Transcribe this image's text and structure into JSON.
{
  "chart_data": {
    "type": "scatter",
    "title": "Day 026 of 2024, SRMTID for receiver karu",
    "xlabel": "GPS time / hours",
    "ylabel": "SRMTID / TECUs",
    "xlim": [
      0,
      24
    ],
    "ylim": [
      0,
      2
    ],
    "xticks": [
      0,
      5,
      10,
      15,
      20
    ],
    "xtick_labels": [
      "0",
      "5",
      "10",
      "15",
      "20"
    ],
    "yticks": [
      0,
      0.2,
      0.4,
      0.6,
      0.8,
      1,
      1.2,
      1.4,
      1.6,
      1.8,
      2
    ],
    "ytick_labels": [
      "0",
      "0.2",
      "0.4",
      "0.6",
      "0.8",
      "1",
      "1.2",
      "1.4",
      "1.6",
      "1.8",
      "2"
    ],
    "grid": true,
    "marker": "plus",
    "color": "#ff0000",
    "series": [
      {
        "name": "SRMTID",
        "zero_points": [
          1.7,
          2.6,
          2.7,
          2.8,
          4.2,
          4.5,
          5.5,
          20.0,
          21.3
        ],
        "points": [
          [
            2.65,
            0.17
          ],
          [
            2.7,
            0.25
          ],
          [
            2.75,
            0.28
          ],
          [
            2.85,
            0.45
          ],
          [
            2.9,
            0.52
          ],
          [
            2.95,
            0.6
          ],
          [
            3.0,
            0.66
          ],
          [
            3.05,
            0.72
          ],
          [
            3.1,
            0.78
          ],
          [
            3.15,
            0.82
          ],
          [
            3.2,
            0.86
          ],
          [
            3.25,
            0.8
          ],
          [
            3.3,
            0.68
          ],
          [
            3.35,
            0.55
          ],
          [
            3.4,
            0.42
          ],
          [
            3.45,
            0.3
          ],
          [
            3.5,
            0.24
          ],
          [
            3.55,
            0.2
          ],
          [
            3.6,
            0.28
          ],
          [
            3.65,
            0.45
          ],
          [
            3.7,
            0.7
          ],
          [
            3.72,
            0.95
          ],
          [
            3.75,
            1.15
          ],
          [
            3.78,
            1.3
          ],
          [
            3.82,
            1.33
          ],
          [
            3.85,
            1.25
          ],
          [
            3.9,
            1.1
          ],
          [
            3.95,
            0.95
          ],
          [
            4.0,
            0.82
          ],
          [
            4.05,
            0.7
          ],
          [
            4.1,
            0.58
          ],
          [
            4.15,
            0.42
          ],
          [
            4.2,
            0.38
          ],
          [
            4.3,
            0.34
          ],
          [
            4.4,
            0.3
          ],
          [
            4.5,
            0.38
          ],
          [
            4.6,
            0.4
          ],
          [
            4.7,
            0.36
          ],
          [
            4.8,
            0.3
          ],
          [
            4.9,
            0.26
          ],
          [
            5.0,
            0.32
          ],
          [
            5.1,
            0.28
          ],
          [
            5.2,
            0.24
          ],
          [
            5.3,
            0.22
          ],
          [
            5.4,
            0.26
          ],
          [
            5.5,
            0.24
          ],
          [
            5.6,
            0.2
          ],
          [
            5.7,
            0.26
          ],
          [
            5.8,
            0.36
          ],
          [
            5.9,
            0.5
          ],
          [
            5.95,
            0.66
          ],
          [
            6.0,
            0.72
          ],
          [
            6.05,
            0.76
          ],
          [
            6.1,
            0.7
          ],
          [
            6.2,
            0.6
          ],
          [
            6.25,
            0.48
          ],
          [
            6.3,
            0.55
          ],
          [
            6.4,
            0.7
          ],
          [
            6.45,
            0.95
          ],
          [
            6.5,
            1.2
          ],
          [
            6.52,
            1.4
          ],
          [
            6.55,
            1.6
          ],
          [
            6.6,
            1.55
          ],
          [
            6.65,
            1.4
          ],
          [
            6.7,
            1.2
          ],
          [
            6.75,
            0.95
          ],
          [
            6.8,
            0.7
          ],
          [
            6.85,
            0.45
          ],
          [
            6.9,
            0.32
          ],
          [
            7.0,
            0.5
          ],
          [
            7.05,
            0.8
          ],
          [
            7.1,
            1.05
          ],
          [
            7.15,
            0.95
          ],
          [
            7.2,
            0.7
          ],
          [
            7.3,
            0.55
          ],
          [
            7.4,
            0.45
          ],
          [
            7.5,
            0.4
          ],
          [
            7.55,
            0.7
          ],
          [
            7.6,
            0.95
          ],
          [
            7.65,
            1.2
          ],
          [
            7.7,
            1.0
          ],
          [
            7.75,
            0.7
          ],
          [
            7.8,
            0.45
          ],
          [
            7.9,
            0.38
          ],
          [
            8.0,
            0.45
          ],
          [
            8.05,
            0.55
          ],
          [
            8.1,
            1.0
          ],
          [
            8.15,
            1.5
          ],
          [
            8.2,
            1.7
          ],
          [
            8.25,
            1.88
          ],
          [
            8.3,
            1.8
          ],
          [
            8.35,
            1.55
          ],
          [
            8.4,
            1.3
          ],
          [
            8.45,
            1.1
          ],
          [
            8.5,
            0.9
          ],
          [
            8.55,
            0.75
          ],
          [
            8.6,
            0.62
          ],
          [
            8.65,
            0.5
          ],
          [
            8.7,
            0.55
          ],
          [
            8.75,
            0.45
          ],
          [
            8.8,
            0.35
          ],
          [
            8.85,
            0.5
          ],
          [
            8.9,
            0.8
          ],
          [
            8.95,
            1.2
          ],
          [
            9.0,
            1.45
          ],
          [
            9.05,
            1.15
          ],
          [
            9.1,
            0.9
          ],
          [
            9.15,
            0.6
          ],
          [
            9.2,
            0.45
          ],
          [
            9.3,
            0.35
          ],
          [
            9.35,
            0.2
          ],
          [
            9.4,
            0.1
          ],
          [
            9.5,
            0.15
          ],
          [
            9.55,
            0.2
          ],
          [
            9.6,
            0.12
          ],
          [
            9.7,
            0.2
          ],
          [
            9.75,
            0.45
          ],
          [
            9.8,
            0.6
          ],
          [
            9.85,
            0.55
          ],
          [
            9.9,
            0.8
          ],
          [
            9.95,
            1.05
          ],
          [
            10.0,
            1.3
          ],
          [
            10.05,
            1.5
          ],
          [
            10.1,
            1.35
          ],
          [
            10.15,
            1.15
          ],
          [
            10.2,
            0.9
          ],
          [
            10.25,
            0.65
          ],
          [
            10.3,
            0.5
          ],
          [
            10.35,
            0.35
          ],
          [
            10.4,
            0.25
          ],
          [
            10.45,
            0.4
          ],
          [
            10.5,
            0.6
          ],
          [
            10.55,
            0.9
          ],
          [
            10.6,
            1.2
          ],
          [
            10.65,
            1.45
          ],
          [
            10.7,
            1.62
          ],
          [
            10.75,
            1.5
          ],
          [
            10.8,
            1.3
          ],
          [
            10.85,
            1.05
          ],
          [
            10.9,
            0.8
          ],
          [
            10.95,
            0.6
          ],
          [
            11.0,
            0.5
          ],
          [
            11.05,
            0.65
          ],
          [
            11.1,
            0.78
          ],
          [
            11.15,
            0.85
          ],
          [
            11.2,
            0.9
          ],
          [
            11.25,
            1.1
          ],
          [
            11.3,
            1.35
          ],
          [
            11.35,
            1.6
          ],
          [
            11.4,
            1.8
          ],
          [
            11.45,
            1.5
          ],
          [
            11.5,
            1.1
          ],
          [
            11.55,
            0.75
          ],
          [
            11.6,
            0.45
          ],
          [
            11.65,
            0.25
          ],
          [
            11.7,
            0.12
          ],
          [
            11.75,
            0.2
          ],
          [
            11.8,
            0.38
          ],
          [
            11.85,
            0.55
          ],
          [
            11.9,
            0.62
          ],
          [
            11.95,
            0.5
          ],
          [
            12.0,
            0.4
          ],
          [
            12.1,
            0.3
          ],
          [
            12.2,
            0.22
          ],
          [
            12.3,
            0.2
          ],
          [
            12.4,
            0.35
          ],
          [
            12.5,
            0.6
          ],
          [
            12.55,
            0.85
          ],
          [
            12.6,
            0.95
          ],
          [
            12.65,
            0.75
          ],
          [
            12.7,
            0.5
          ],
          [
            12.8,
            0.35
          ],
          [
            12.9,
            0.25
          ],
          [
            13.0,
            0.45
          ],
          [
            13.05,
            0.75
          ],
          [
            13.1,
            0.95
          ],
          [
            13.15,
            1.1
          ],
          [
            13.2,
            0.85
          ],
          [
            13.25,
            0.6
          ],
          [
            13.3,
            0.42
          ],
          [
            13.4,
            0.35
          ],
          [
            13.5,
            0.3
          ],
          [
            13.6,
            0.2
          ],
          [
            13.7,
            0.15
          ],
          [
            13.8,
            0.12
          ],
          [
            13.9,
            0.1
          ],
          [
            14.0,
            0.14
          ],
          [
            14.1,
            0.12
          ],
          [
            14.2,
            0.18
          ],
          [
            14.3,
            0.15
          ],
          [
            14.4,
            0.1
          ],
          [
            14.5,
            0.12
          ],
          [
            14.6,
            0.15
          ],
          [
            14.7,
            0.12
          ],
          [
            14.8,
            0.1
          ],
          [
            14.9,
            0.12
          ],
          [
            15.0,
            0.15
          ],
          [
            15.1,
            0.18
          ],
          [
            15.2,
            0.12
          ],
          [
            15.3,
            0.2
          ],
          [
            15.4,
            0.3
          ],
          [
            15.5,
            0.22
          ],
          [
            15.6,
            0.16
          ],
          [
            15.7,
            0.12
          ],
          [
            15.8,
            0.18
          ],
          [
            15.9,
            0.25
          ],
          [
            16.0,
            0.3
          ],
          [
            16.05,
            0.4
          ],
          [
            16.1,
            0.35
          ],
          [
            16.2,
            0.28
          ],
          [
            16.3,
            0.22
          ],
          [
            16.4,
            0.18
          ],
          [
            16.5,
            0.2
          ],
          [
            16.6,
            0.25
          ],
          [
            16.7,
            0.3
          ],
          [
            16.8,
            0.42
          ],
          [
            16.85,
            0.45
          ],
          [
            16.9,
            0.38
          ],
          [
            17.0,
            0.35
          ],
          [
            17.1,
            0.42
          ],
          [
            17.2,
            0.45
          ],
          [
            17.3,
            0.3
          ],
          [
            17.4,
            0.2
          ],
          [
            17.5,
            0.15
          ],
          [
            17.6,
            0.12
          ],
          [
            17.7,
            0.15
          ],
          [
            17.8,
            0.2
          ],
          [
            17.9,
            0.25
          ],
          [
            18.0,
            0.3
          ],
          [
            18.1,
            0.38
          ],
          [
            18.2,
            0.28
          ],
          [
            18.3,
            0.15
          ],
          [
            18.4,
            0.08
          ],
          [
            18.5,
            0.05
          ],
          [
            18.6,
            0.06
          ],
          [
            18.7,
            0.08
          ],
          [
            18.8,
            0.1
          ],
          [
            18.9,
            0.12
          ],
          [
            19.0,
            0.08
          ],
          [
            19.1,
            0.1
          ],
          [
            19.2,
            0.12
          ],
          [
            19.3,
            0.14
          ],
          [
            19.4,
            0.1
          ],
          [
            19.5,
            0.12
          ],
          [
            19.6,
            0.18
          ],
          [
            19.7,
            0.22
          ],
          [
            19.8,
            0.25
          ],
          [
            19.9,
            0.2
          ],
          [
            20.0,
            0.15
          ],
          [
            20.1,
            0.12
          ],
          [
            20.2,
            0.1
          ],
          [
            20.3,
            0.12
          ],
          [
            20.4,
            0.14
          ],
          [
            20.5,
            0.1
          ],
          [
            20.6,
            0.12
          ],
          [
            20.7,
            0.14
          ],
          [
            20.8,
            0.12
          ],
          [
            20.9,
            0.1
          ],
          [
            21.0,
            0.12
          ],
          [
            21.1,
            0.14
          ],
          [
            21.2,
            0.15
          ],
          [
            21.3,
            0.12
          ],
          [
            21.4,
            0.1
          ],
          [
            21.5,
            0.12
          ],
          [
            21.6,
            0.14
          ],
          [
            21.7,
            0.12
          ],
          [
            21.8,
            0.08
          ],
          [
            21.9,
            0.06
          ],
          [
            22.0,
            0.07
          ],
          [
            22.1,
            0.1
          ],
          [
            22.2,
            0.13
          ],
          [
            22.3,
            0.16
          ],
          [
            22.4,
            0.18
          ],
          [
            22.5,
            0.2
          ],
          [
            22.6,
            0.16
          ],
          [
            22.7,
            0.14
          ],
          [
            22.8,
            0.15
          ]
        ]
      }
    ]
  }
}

The problem:
Pick out all lines containing the string "SRMTID".

Solution for this problem:
    "title": "Day 026 of 2024, SRMTID for receiver karu",
    "ylabel": "SRMTID / TECUs",
        "name": "SRMTID",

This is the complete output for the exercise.